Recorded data

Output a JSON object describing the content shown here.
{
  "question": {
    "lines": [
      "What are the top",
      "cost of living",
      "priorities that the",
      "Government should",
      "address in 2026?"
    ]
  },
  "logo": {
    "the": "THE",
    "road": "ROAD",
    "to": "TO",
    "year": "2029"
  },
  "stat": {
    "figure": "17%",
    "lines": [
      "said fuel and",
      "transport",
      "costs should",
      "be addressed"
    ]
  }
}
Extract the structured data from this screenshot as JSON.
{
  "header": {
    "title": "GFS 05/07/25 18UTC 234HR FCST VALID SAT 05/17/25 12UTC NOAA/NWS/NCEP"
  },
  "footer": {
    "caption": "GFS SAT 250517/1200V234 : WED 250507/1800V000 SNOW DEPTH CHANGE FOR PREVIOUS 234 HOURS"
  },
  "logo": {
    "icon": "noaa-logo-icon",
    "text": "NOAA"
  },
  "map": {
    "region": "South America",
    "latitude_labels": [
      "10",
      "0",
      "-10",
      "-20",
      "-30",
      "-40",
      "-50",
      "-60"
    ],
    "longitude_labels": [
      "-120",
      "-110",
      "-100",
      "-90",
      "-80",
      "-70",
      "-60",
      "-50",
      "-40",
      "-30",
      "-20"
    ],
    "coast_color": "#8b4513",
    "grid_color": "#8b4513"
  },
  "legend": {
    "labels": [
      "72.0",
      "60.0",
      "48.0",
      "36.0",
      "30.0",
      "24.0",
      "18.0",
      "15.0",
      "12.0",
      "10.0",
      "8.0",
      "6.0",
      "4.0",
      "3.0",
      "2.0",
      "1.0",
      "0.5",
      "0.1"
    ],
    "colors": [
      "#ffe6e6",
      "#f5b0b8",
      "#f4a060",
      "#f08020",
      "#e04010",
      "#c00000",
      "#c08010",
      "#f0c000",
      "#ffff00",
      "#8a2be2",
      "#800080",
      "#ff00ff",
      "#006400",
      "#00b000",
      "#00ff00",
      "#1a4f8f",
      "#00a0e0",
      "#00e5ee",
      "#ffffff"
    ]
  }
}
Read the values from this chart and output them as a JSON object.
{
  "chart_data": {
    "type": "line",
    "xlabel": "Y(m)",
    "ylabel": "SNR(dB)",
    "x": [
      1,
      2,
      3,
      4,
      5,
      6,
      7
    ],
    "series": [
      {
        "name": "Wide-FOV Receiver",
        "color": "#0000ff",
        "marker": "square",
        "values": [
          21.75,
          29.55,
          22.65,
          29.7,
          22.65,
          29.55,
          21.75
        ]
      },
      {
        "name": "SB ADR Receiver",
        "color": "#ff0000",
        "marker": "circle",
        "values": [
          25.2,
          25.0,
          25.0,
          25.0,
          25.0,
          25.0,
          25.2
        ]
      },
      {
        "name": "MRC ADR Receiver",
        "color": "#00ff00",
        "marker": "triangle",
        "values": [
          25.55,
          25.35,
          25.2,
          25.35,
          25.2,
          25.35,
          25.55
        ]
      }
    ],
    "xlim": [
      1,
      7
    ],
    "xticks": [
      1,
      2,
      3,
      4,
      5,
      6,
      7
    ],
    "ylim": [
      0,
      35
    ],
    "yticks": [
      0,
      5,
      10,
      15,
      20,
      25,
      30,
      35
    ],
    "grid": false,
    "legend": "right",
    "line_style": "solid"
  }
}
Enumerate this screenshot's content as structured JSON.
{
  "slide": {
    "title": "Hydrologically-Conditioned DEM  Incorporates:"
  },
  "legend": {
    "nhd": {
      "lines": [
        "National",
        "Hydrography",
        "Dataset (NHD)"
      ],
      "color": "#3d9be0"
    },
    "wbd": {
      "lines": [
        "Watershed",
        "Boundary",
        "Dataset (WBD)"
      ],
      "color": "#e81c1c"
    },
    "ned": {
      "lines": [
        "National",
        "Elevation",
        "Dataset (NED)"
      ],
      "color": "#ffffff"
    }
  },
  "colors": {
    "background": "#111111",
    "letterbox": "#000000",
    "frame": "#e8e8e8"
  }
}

- [WHAT IS REQUIRED] Output the line that contains "Enumerate this screenshot's", followed by every later line in the listing, with no line omitted and none added.

- [THE REPLY]
Enumerate this screenshot's content as structured JSON.
{
  "slide": {
    "title": "Hydrologically-Conditioned DEM  Incorporates:"
  },
  "legend": {
    "nhd": {
      "lines": [
        "National",
        "Hydrography",
        "Dataset (NHD)"
      ],
      "color": "#3d9be0"
    },
    "wbd": {
      "lines": [
        "Watershed",
        "Boundary",
        "Dataset (WBD)"
      ],
      "color": "#e81c1c"
    },
    "ned": {
      "lines": [
        "National",
        "Elevation",
        "Dataset (NED)"
      ],
      "color": "#ffffff"
    }
  },
  "colors": {
    "background": "#111111",
    "letterbox": "#000000",
    "frame": "#e8e8e8"
  }
}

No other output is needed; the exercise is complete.